Given task: Go through the listing below and list every line with "Blueberry".

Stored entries
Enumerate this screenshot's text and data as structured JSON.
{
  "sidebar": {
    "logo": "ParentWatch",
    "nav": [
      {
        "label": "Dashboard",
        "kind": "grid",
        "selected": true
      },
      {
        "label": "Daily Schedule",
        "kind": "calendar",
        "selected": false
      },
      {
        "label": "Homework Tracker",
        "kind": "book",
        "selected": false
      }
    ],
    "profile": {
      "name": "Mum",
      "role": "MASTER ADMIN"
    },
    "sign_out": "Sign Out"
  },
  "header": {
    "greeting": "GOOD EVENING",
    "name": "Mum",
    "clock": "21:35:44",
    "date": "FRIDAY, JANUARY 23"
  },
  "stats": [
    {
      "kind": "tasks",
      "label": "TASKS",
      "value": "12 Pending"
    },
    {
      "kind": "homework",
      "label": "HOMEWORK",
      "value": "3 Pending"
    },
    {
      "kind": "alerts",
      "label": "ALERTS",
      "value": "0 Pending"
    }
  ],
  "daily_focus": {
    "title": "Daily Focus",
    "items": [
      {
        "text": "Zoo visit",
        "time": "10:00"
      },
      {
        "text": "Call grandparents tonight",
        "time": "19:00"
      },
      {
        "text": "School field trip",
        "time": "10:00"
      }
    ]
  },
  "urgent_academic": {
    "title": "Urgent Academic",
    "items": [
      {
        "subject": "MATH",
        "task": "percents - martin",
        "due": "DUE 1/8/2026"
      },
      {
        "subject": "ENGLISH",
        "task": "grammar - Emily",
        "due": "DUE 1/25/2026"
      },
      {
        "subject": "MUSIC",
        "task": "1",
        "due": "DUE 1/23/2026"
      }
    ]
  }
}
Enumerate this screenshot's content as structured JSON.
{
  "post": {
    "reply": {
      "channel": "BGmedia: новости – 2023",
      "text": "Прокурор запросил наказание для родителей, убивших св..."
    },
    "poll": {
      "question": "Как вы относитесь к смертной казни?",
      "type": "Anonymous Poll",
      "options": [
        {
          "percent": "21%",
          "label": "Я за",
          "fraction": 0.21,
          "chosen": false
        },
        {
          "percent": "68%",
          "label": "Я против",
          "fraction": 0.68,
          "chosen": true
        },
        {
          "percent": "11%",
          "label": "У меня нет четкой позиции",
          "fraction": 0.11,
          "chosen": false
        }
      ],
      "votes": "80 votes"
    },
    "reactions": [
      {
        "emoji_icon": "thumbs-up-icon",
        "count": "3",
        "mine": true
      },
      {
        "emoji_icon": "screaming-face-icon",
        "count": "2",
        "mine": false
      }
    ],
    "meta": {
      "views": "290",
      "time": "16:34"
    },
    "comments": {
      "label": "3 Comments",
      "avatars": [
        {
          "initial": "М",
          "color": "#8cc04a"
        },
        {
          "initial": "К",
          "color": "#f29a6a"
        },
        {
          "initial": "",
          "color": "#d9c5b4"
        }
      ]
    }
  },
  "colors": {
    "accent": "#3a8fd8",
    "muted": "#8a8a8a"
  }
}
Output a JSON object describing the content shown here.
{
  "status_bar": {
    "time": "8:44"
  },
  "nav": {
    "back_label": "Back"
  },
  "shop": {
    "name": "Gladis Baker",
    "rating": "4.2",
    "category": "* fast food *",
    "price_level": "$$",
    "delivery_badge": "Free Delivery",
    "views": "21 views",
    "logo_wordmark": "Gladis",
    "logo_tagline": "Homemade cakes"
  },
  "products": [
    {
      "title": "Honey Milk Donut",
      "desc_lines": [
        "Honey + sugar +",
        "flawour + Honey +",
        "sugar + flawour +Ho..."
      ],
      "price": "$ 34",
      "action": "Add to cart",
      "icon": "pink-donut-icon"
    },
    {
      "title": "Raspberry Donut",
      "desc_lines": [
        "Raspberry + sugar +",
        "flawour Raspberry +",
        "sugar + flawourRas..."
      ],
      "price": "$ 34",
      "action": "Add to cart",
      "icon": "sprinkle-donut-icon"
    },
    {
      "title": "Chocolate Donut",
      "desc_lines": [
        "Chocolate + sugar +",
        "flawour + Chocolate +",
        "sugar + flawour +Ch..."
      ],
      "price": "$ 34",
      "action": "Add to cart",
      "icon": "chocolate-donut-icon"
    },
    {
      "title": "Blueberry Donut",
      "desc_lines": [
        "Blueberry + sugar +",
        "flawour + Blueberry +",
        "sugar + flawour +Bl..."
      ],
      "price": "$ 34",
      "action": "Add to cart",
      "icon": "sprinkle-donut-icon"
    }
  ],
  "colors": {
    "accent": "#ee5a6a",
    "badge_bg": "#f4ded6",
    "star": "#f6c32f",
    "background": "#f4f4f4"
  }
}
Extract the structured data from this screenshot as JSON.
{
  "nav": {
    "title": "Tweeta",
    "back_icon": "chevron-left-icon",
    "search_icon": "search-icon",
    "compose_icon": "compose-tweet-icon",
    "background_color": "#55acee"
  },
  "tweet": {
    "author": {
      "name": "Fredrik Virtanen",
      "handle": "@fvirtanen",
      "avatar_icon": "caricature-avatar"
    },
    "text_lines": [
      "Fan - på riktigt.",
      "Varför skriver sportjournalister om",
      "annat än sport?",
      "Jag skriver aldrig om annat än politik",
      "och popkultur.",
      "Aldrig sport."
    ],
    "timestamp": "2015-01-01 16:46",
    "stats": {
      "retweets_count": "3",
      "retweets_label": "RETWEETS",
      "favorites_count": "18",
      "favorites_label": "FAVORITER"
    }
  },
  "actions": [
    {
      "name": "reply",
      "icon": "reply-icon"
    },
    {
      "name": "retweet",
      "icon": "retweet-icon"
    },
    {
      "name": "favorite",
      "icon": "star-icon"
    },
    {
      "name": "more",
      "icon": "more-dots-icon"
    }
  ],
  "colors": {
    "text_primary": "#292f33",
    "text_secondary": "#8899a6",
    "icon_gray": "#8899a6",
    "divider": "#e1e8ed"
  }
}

Solution for this task:
      "title": "Blueberry Donut",
        "Blueberry + sugar +",
        "flawour + Blueberry +",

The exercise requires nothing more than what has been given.